#### The task:
Put each line of the records below into a JSON list of strings, one string per line, omitting any blank lines.
───── Working data
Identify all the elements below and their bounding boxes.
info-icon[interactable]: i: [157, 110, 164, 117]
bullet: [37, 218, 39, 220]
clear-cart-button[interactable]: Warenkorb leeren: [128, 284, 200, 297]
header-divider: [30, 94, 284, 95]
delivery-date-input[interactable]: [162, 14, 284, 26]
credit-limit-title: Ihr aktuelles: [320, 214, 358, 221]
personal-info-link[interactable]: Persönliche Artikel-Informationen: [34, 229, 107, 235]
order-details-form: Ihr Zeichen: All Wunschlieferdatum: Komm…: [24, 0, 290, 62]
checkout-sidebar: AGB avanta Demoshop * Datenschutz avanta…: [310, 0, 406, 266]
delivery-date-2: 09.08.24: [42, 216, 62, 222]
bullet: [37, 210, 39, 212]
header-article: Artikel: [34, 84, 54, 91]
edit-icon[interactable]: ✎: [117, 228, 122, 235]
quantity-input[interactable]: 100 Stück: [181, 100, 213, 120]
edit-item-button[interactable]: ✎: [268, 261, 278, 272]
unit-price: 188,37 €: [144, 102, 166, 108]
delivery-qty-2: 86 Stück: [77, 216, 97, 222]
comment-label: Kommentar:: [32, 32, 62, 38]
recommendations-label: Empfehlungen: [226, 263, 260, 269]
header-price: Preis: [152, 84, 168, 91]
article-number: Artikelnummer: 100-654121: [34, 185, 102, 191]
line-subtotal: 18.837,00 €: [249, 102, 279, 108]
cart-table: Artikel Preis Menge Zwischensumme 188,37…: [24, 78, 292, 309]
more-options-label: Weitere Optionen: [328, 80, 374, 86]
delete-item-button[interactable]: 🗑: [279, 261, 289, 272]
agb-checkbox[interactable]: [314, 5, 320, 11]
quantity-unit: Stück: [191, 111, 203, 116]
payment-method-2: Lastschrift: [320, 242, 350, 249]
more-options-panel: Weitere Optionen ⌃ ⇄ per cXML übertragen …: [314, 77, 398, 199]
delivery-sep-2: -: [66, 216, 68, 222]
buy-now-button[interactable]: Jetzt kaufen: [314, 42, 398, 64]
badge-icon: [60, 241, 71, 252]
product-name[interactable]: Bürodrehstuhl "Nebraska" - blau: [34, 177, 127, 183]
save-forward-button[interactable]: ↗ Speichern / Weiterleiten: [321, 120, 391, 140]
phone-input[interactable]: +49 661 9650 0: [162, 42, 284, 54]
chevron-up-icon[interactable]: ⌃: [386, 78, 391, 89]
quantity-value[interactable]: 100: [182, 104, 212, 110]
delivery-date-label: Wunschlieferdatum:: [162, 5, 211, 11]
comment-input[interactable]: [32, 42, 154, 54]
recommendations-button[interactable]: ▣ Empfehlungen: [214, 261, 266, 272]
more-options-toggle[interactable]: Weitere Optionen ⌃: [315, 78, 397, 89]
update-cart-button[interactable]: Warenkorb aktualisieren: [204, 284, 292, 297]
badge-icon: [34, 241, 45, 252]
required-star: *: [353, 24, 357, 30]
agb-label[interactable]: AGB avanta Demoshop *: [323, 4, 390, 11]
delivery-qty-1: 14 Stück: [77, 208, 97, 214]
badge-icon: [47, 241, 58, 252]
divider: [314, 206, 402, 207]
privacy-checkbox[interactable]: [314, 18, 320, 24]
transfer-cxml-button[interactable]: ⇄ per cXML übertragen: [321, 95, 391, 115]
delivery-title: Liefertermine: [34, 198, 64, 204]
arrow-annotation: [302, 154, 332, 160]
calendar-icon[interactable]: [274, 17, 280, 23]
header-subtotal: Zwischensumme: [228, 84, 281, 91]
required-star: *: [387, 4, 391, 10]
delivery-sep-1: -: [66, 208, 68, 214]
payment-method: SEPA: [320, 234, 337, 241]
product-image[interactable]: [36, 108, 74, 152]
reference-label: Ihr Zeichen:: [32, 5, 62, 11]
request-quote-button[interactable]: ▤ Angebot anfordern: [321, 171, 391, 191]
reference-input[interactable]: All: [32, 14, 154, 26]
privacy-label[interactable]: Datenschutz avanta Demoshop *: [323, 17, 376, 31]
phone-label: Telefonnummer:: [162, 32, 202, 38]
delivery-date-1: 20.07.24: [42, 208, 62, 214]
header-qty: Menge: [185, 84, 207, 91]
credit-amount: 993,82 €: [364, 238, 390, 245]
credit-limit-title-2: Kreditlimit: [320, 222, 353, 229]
──────────
#### Response to this task:
[
  "Identify all the elements below and their bounding boxes.",
  "info-icon[interactable]: i: [157, 110, 164, 117]",
  "bullet: [37, 218, 39, 220]",
  "clear-cart-button[interactable]: Warenkorb leeren: [128, 284, 200, 297]",
  "header-divider: [30, 94, 284, 95]",
  "delivery-date-input[interactable]: [162, 14, 284, 26]",
  "credit-limit-title: Ihr aktuelles: [320, 214, 358, 221]",
  "personal-info-link[interactable]: Persönliche Artikel-Informationen: [34, 229, 107, 235]",
  "order-details-form: Ihr Zeichen: All Wunschlieferdatum: Komm…: [24, 0, 290, 62]",
  "checkout-sidebar: AGB avanta Demoshop * Datenschutz avanta…: [310, 0, 406, 266]",
  "delivery-date-2: 09.08.24: [42, 216, 62, 222]",
  "bullet: [37, 210, 39, 212]",
  "header-article: Artikel: [34, 84, 54, 91]",
  "edit-icon[interactable]: ✎: [117, 228, 122, 235]",
  "quantity-input[interactable]: 100 Stück: [181, 100, 213, 120]",
  "edit-item-button[interactable]: ✎: [268, 261, 278, 272]",
  "unit-price: 188,37 €: [144, 102, 166, 108]",
  "delivery-qty-2: 86 Stück: [77, 216, 97, 222]",
  "comment-label: Kommentar:: [32, 32, 62, 38]",
  "recommendations-label: Empfehlungen: [226, 263, 260, 269]",
  "header-price: Preis: [152, 84, 168, 91]",
  "article-number: Artikelnummer: 100-654121: [34, 185, 102, 191]",
  "line-subtotal: 18.837,00 €: [249, 102, 279, 108]",
  "cart-table: Artikel Preis Menge Zwischensumme 188,37…: [24, 78, 292, 309]",
  "more-options-label: Weitere Optionen: [328, 80, 374, 86]",
  "delete-item-button[interactable]: 🗑: [279, 261, 289, 272]",
  "agb-checkbox[interactable]: [314, 5, 320, 11]",
  "quantity-unit: Stück: [191, 111, 203, 116]",
  "payment-method-2: Lastschrift: [320, 242, 350, 249]",
  "more-options-panel: Weitere Optionen ⌃ ⇄ per cXML übertragen …: [314, 77, 398, 199]",
  "delivery-sep-2: -: [66, 216, 68, 222]",
  "buy-now-button[interactable]: Jetzt kaufen: [314, 42, 398, 64]",
  "badge-icon: [60, 241, 71, 252]",
  "product-name[interactable]: Bürodrehstuhl \"Nebraska\" - blau: [34, 177, 127, 183]",
  "save-forward-button[interactable]: ↗ Speichern / Weiterleiten: [321, 120, 391, 140]",
  "phone-input[interactable]: +49 661 9650 0: [162, 42, 284, 54]",
  "chevron-up-icon[interactable]: ⌃: [386, 78, 391, 89]",
  "quantity-value[interactable]: 100: [182, 104, 212, 110]",
  "delivery-date-label: Wunschlieferdatum:: [162, 5, 211, 11]",
  "comment-input[interactable]: [32, 42, 154, 54]",
  "recommendations-button[interactable]: ▣ Empfehlungen: [214, 261, 266, 272]",
  "more-options-toggle[interactable]: Weitere Optionen ⌃: [315, 78, 397, 89]",
  "update-cart-button[interactable]: Warenkorb aktualisieren: [204, 284, 292, 297]",
  "badge-icon: [34, 241, 45, 252]",
  "required-star: *: [353, 24, 357, 30]",
  "agb-label[interactable]: AGB avanta Demoshop *: [323, 4, 390, 11]",
  "delivery-qty-1: 14 Stück: [77, 208, 97, 214]",
  "badge-icon: [47, 241, 58, 252]",
  "divider: [314, 206, 402, 207]",
  "privacy-checkbox[interactable]: [314, 18, 320, 24]",
  "transfer-cxml-button[interactable]: ⇄ per cXML übertragen: [321, 95, 391, 115]",
  "delivery-title: Liefertermine: [34, 198, 64, 204]",
  "arrow-annotation: [302, 154, 332, 160]",
  "calendar-icon[interactable]: [274, 17, 280, 23]",
  "header-subtotal: Zwischensumme: [228, 84, 281, 91]",
  "required-star: *: [387, 4, 391, 10]",
  "delivery-sep-1: -: [66, 208, 68, 214]",
  "payment-method: SEPA: [320, 234, 337, 241]",
  "product-image[interactable]: [36, 108, 74, 152]",
  "reference-label: Ihr Zeichen:: [32, 5, 62, 11]",
  "request-quote-button[interactable]: ▤ Angebot anfordern: [321, 171, 391, 191]",
  "reference-input[interactable]: All: [32, 14, 154, 26]",
  "privacy-label[interactable]: Datenschutz avanta Demoshop *: [323, 17, 376, 31]",
  "phone-label: Telefonnummer:: [162, 32, 202, 38]",
  "delivery-date-1: 20.07.24: [42, 208, 62, 214]",
  "header-qty: Menge: [185, 84, 207, 91]",
  "credit-amount: 993,82 €: [364, 238, 390, 245]",
  "credit-limit-title-2: Kreditlimit: [320, 222, 353, 229]"
]